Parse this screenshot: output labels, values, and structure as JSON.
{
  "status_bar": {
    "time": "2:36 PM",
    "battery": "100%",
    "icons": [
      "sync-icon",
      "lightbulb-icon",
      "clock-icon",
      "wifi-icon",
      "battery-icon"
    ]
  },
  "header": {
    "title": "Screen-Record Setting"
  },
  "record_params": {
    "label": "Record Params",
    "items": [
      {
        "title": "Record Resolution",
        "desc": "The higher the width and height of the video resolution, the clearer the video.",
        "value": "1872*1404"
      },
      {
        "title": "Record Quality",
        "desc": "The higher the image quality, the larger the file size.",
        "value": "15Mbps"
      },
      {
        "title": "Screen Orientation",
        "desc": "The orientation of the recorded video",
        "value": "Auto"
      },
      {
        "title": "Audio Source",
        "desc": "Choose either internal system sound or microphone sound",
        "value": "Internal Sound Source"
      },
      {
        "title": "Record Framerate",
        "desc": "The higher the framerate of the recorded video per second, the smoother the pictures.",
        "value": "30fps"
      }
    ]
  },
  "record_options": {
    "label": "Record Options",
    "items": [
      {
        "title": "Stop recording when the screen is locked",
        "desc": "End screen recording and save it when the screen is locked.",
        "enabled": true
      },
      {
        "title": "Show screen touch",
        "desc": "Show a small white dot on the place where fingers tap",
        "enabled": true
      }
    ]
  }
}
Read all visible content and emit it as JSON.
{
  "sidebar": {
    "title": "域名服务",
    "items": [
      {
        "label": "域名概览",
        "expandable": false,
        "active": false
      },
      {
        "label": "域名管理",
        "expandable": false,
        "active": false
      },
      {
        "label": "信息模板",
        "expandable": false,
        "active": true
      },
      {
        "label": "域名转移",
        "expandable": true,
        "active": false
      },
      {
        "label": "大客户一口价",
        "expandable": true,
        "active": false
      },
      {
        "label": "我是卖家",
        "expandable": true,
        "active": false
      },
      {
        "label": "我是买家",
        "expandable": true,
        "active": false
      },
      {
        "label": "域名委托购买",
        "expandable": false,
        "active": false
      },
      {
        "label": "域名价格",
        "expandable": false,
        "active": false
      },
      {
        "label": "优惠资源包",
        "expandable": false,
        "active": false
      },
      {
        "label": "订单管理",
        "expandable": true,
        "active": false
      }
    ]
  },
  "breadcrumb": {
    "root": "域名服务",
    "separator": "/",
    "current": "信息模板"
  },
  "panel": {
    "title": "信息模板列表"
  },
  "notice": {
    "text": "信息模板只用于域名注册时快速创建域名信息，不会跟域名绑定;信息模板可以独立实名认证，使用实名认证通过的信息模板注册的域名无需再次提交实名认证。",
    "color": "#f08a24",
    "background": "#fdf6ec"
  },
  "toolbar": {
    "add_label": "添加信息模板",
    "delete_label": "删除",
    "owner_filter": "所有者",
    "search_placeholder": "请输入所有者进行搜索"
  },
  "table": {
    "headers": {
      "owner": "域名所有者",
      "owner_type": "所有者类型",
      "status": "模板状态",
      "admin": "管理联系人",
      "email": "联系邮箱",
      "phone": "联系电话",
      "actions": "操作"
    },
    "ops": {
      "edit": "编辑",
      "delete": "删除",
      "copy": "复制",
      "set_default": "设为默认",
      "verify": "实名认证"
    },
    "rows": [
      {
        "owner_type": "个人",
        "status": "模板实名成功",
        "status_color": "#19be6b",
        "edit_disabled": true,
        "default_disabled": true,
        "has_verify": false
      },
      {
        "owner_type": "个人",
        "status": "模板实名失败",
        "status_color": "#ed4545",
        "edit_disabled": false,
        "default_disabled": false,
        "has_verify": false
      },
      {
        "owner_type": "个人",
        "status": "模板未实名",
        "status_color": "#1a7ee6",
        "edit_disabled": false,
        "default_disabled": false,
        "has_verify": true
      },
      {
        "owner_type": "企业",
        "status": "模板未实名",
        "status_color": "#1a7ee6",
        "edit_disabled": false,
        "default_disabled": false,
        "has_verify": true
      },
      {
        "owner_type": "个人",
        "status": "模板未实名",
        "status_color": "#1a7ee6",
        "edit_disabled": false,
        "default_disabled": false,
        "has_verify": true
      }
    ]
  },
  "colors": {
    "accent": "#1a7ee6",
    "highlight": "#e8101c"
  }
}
--------
Directions: Print all of the entries again, exactly as written.

Solution for this problem:
Parse this screenshot: output labels, values, and structure as JSON.
{
  "status_bar": {
    "time": "2:36 PM",
    "battery": "100%",
    "icons": [
      "sync-icon",
      "lightbulb-icon",
      "clock-icon",
      "wifi-icon",
      "battery-icon"
    ]
  },
  "header": {
    "title": "Screen-Record Setting"
  },
  "record_params": {
    "label": "Record Params",
    "items": [
      {
        "title": "Record Resolution",
        "desc": "The higher the width and height of the video resolution, the clearer the video.",
        "value": "1872*1404"
      },
      {
        "title": "Record Quality",
        "desc": "The higher the image quality, the larger the file size.",
        "value": "15Mbps"
      },
      {
        "title": "Screen Orientation",
        "desc": "The orientation of the recorded video",
        "value": "Auto"
      },
      {
        "title": "Audio Source",
        "desc": "Choose either internal system sound or microphone sound",
        "value": "Internal Sound Source"
      },
      {
        "title": "Record Framerate",
        "desc": "The higher the framerate of the recorded video per second, the smoother the pictures.",
        "value": "30fps"
      }
    ]
  },
  "record_options": {
    "label": "Record Options",
    "items": [
      {
        "title": "Stop recording when the screen is locked",
        "desc": "End screen recording and save it when the screen is locked.",
        "enabled": true
      },
      {
        "title": "Show screen touch",
        "desc": "Show a small white dot on the place where fingers tap",
        "enabled": true
      }
    ]
  }
}
Read all visible content and emit it as JSON.
{
  "sidebar": {
    "title": "域名服务",
    "items": [
      {
        "label": "域名概览",
        "expandable": false,
        "active": false
      },
      {
        "label": "域名管理",
        "expandable": false,
        "active": false
      },
      {
        "label": "信息模板",
        "expandable": false,
        "active": true
      },
      {
        "label": "域名转移",
        "expandable": true,
        "active": false
      },
      {
        "label": "大客户一口价",
        "expandable": true,
        "active": false
      },
      {
        "label": "我是卖家",
        "expandable": true,
        "active": false
      },
      {
        "label": "我是买家",
        "expandable": true,
        "active": false
      },
      {
        "label": "域名委托购买",
        "expandable": false,
        "active": false
      },
      {
        "label": "域名价格",
        "expandable": false,
        "active": false
      },
      {
        "label": "优惠资源包",
        "expandable": false,
        "active": false
      },
      {
        "label": "订单管理",
        "expandable": true,
        "active": false
      }
    ]
  },
  "breadcrumb": {
    "root": "域名服务",
    "separator": "/",
    "current": "信息模板"
  },
  "panel": {
    "title": "信息模板列表"
  },
  "notice": {
    "text": "信息模板只用于域名注册时快速创建域名信息，不会跟域名绑定;信息模板可以独立实名认证，使用实名认证通过的信息模板注册的域名无需再次提交实名认证。",
    "color": "#f08a24",
    "background": "#fdf6ec"
  },
  "toolbar": {
    "add_label": "添加信息模板",
    "delete_label": "删除",
    "owner_filter": "所有者",
    "search_placeholder": "请输入所有者进行搜索"
  },
  "table": {
    "headers": {
      "owner": "域名所有者",
      "owner_type": "所有者类型",
      "status": "模板状态",
      "admin": "管理联系人",
      "email": "联系邮箱",
      "phone": "联系电话",
      "actions": "操作"
    },
    "ops": {
      "edit": "编辑",
      "delete": "删除",
      "copy": "复制",
      "set_default": "设为默认",
      "verify": "实名认证"
    },
    "rows": [
      {
        "owner_type": "个人",
        "status": "模板实名成功",
        "status_color": "#19be6b",
        "edit_disabled": true,
        "default_disabled": true,
        "has_verify": false
      },
      {
        "owner_type": "个人",
        "status": "模板实名失败",
        "status_color": "#ed4545",
        "edit_disabled": false,
        "default_disabled": false,
        "has_verify": false
      },
      {
        "owner_type": "个人",
        "status": "模板未实名",
        "status_color": "#1a7ee6",
        "edit_disabled": false,
        "default_disabled": false,
        "has_verify": true
      },
      {
        "owner_type": "企业",
        "status": "模板未实名",
        "status_color": "#1a7ee6",
        "edit_disabled": false,
        "default_disabled": false,
        "has_verify": true
      },
      {
        "owner_type": "个人",
        "status": "模板未实名",
        "status_color": "#1a7ee6",
        "edit_disabled": false,
        "default_disabled": false,
        "has_verify": true
      }
    ]
  },
  "colors": {
    "accent": "#1a7ee6",
    "highlight": "#e8101c"
  }
}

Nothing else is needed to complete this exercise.